▼
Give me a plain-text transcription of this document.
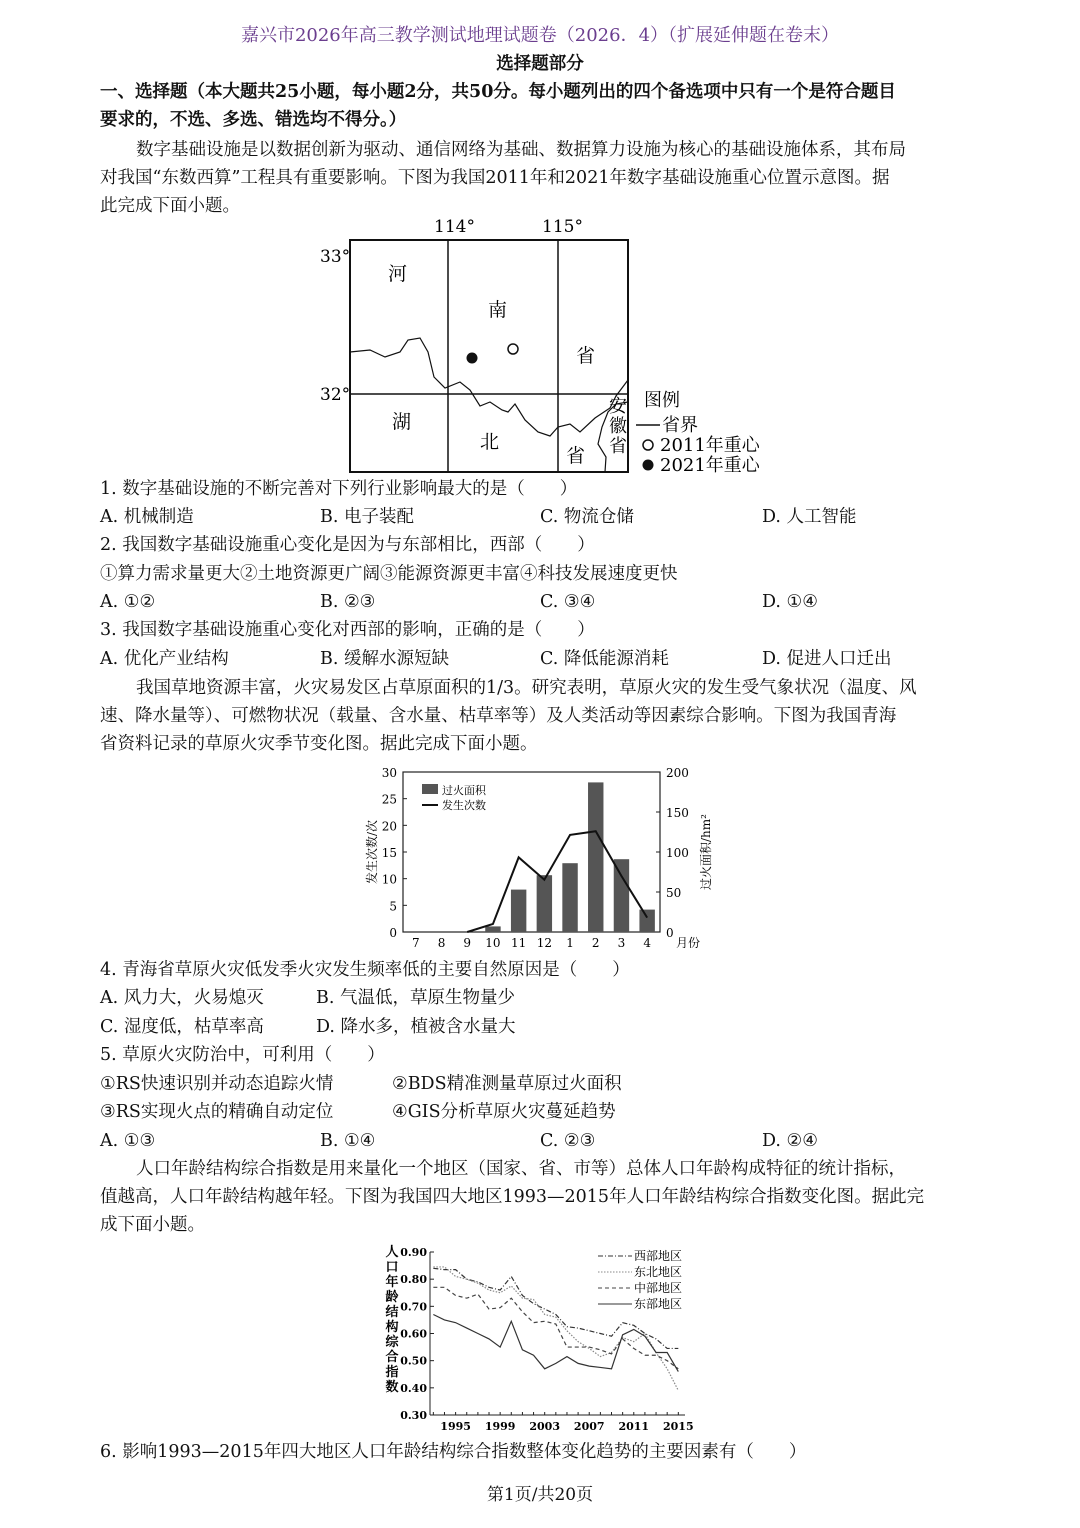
嘉兴市2026年高三教学测试地理试题卷（2026．4）（扩展延伸题在卷末）
选择题部分
一、选择题（本大题共25小题，每小题2分，共50分。每小题列出的四个备选项中只有一个是符合题目
要求的，不选、多选、错选均不得分。）
数字基础设施是以数据创新为驱动、通信网络为基础、数据算力设施为核心的基础设施体系，其布局
对我国“东数西算”工程具有重要影响。下图为我国2011年和2021年数字基础设施重心位置示意图。据
此完成下面小题。
114°	115°
33°
32°
河
南
省
湖
北
省
安
徽
省
图例
省界
2011年重心
2021年重心
1. 数字基础设施的不断完善对下列行业影响最大的是（　　）
A. 机械制造	B. 电子装配	C. 物流仓储	D. 人工智能
2. 我国数字基础设施重心变化是因为与东部相比，西部（　　）
①算力需求量更大②土地资源更广阔③能源资源更丰富④科技发展速度更快
A. ①②	B. ②③	C. ③④	D. ①④
3. 我国数字基础设施重心变化对西部的影响，正确的是（　　）
A. 优化产业结构	B. 缓解水源短缺	C. 降低能源消耗	D. 促进人口迁出
我国草地资源丰富，火灾易发区占草原面积的1/3。研究表明，草原火灾的发生受气象状况（温度、风
速、降水量等）、可燃物状况（载量、含水量、枯草率等）及人类活动等因素综合影响。下图为我国青海
省资料记录的草原火灾季节变化图。据此完成下面小题。
0
5
10
15
20
25
30
0
50
100
150
200
7 8 9 10 11 12 1 2 3 4 月份
发生次数/次	过火面积/hm²
过火面积
发生次数
4. 青海省草原火灾低发季火灾发生频率低的主要自然原因是（　　）
A. 风力大，火易熄灭	B. 气温低，草原生物量少
C. 湿度低，枯草率高	D. 降水多，植被含水量大
5. 草原火灾防治中，可利用（　　）
①RS快速识别并动态追踪火情	②BDS精准测量草原过火面积
③RS实现火点的精确自动定位	④GIS分析草原火灾蔓延趋势
A. ①③	B. ①④	C. ②③	D. ②④
人口年龄结构综合指数是用来量化一个地区（国家、省、市等）总体人口年龄构成特征的统计指标，
值越高，人口年龄结构越年轻。下图为我国四大地区1993—2015年人口年龄结构综合指数变化图。据此完
成下面小题。
0.30
0.40
0.50
0.60
0.70
0.80
0.90
1995 1999 2003 2007 2011 2015
人
口
年
龄
结
构
综
合
指
数
西部地区
东北地区
中部地区
东部地区
6. 影响1993—2015年四大地区人口年龄结构综合指数整体变化趋势的主要因素有（　　）
第1页/共20页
▲
**GIVEN REQUEST:** Extract the entries in full, exactly as they are, minus the pictures.

**SOLUTION TO THE PROBLEM:**
Give me a plain-text transcription of this document.
嘉兴市2026年高三教学测试地理试题卷（2026．4）（扩展延伸题在卷末）
选择题部分
一、选择题（本大题共25小题，每小题2分，共50分。每小题列出的四个备选项中只有一个是符合题目
要求的，不选、多选、错选均不得分。）
数字基础设施是以数据创新为驱动、通信网络为基础、数据算力设施为核心的基础设施体系，其布局
对我国“东数西算”工程具有重要影响。下图为我国2011年和2021年数字基础设施重心位置示意图。据
此完成下面小题。
114°	115°
33°
32°
河
南
省
湖
北
省
安
徽
省
图例
省界
2011年重心
2021年重心
1. 数字基础设施的不断完善对下列行业影响最大的是（　　）
A. 机械制造	B. 电子装配	C. 物流仓储	D. 人工智能
2. 我国数字基础设施重心变化是因为与东部相比，西部（　　）
①算力需求量更大②土地资源更广阔③能源资源更丰富④科技发展速度更快
A. ①②	B. ②③	C. ③④	D. ①④
3. 我国数字基础设施重心变化对西部的影响，正确的是（　　）
A. 优化产业结构	B. 缓解水源短缺	C. 降低能源消耗	D. 促进人口迁出
我国草地资源丰富，火灾易发区占草原面积的1/3。研究表明，草原火灾的发生受气象状况（温度、风
速、降水量等）、可燃物状况（载量、含水量、枯草率等）及人类活动等因素综合影响。下图为我国青海
省资料记录的草原火灾季节变化图。据此完成下面小题。
0
5
10
15
20
25
30
0
50
100
150
200
7 8 9 10 11 12 1 2 3 4 月份
发生次数/次	过火面积/hm²
过火面积
发生次数
4. 青海省草原火灾低发季火灾发生频率低的主要自然原因是（　　）
A. 风力大，火易熄灭	B. 气温低，草原生物量少
C. 湿度低，枯草率高	D. 降水多，植被含水量大
5. 草原火灾防治中，可利用（　　）
①RS快速识别并动态追踪火情	②BDS精准测量草原过火面积
③RS实现火点的精确自动定位	④GIS分析草原火灾蔓延趋势
A. ①③	B. ①④	C. ②③	D. ②④
人口年龄结构综合指数是用来量化一个地区（国家、省、市等）总体人口年龄构成特征的统计指标，
值越高，人口年龄结构越年轻。下图为我国四大地区1993—2015年人口年龄结构综合指数变化图。据此完
成下面小题。
0.30
0.40
0.50
0.60
0.70
0.80
0.90
1995 1999 2003 2007 2011 2015
人
口
年
龄
结
构
综
合
指
数
西部地区
东北地区
中部地区
东部地区
6. 影响1993—2015年四大地区人口年龄结构综合指数整体变化趋势的主要因素有（　　）
第1页/共20页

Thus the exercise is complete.